RECORDS FOR THE TASK ::

* * * * * * *

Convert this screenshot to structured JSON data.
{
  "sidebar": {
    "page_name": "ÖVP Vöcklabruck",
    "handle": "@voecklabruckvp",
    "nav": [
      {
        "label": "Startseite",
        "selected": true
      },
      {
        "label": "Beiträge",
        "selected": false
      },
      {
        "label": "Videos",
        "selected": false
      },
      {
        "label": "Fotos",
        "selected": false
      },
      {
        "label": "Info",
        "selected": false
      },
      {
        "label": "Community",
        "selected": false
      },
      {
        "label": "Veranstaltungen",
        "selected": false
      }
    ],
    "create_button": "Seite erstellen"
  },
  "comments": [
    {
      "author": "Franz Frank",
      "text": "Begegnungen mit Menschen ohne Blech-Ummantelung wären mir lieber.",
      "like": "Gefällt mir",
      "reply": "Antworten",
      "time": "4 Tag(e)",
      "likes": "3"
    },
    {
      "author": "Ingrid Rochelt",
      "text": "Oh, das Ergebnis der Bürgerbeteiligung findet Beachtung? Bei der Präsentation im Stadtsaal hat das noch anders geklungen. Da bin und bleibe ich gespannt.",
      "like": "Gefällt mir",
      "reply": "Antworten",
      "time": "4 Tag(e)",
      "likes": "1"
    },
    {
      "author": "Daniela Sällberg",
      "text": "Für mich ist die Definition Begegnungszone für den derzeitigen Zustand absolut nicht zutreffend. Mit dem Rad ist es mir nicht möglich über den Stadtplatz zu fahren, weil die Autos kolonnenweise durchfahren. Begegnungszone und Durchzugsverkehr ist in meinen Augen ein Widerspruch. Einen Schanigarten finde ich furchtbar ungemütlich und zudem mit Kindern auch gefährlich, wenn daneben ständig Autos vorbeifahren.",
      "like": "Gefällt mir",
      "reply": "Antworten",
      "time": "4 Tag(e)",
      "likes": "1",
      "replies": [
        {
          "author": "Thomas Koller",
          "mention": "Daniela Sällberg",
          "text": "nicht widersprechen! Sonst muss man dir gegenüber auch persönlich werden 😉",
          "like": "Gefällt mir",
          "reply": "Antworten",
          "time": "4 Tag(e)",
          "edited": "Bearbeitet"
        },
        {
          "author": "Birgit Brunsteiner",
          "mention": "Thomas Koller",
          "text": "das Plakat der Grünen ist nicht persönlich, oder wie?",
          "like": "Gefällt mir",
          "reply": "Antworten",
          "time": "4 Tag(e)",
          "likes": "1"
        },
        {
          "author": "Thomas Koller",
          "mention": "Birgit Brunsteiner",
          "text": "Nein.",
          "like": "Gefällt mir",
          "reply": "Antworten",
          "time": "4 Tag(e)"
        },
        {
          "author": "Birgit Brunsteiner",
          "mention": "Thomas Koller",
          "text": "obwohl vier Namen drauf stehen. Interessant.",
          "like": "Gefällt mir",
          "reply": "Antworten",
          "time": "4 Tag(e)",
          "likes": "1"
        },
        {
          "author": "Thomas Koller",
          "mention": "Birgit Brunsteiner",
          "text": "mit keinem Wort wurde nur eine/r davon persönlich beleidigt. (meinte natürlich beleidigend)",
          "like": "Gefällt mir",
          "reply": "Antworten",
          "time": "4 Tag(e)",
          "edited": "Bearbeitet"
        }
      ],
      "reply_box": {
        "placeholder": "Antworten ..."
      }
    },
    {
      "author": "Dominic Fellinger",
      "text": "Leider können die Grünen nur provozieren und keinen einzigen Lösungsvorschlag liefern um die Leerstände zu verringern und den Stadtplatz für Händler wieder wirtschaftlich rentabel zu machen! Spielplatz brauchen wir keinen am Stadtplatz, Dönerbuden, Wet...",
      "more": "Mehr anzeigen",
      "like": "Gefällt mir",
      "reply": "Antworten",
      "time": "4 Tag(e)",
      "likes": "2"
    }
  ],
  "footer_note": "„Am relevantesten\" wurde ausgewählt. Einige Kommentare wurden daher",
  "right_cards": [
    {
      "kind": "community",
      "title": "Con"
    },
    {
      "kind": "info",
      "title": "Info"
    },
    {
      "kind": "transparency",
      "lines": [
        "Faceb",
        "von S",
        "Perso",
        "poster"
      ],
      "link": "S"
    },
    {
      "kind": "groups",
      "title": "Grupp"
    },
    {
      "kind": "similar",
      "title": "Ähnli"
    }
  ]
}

* * * * * * *

REQUIRED WORK :: Return all the data exactly as given.

RESPONSE TO THE EXERCISE ::
Convert this screenshot to structured JSON data.
{
  "sidebar": {
    "page_name": "ÖVP Vöcklabruck",
    "handle": "@voecklabruckvp",
    "nav": [
      {
        "label": "Startseite",
        "selected": true
      },
      {
        "label": "Beiträge",
        "selected": false
      },
      {
        "label": "Videos",
        "selected": false
      },
      {
        "label": "Fotos",
        "selected": false
      },
      {
        "label": "Info",
        "selected": false
      },
      {
        "label": "Community",
        "selected": false
      },
      {
        "label": "Veranstaltungen",
        "selected": false
      }
    ],
    "create_button": "Seite erstellen"
  },
  "comments": [
    {
      "author": "Franz Frank",
      "text": "Begegnungen mit Menschen ohne Blech-Ummantelung wären mir lieber.",
      "like": "Gefällt mir",
      "reply": "Antworten",
      "time": "4 Tag(e)",
      "likes": "3"
    },
    {
      "author": "Ingrid Rochelt",
      "text": "Oh, das Ergebnis der Bürgerbeteiligung findet Beachtung? Bei der Präsentation im Stadtsaal hat das noch anders geklungen. Da bin und bleibe ich gespannt.",
      "like": "Gefällt mir",
      "reply": "Antworten",
      "time": "4 Tag(e)",
      "likes": "1"
    },
    {
      "author": "Daniela Sällberg",
      "text": "Für mich ist die Definition Begegnungszone für den derzeitigen Zustand absolut nicht zutreffend. Mit dem Rad ist es mir nicht möglich über den Stadtplatz zu fahren, weil die Autos kolonnenweise durchfahren. Begegnungszone und Durchzugsverkehr ist in meinen Augen ein Widerspruch. Einen Schanigarten finde ich furchtbar ungemütlich und zudem mit Kindern auch gefährlich, wenn daneben ständig Autos vorbeifahren.",
      "like": "Gefällt mir",
      "reply": "Antworten",
      "time": "4 Tag(e)",
      "likes": "1",
      "replies": [
        {
          "author": "Thomas Koller",
          "mention": "Daniela Sällberg",
          "text": "nicht widersprechen! Sonst muss man dir gegenüber auch persönlich werden 😉",
          "like": "Gefällt mir",
          "reply": "Antworten",
          "time": "4 Tag(e)",
          "edited": "Bearbeitet"
        },
        {
          "author": "Birgit Brunsteiner",
          "mention": "Thomas Koller",
          "text": "das Plakat der Grünen ist nicht persönlich, oder wie?",
          "like": "Gefällt mir",
          "reply": "Antworten",
          "time": "4 Tag(e)",
          "likes": "1"
        },
        {
          "author": "Thomas Koller",
          "mention": "Birgit Brunsteiner",
          "text": "Nein.",
          "like": "Gefällt mir",
          "reply": "Antworten",
          "time": "4 Tag(e)"
        },
        {
          "author": "Birgit Brunsteiner",
          "mention": "Thomas Koller",
          "text": "obwohl vier Namen drauf stehen. Interessant.",
          "like": "Gefällt mir",
          "reply": "Antworten",
          "time": "4 Tag(e)",
          "likes": "1"
        },
        {
          "author": "Thomas Koller",
          "mention": "Birgit Brunsteiner",
          "text": "mit keinem Wort wurde nur eine/r davon persönlich beleidigt. (meinte natürlich beleidigend)",
          "like": "Gefällt mir",
          "reply": "Antworten",
          "time": "4 Tag(e)",
          "edited": "Bearbeitet"
        }
      ],
      "reply_box": {
        "placeholder": "Antworten ..."
      }
    },
    {
      "author": "Dominic Fellinger",
      "text": "Leider können die Grünen nur provozieren und keinen einzigen Lösungsvorschlag liefern um die Leerstände zu verringern und den Stadtplatz für Händler wieder wirtschaftlich rentabel zu machen! Spielplatz brauchen wir keinen am Stadtplatz, Dönerbuden, Wet...",
      "more": "Mehr anzeigen",
      "like": "Gefällt mir",
      "reply": "Antworten",
      "time": "4 Tag(e)",
      "likes": "2"
    }
  ],
  "footer_note": "„Am relevantesten\" wurde ausgewählt. Einige Kommentare wurden daher",
  "right_cards": [
    {
      "kind": "community",
      "title": "Con"
    },
    {
      "kind": "info",
      "title": "Info"
    },
    {
      "kind": "transparency",
      "lines": [
        "Faceb",
        "von S",
        "Perso",
        "poster"
      ],
      "link": "S"
    },
    {
      "kind": "groups",
      "title": "Grupp"
    },
    {
      "kind": "similar",
      "title": "Ähnli"
    }
  ]
}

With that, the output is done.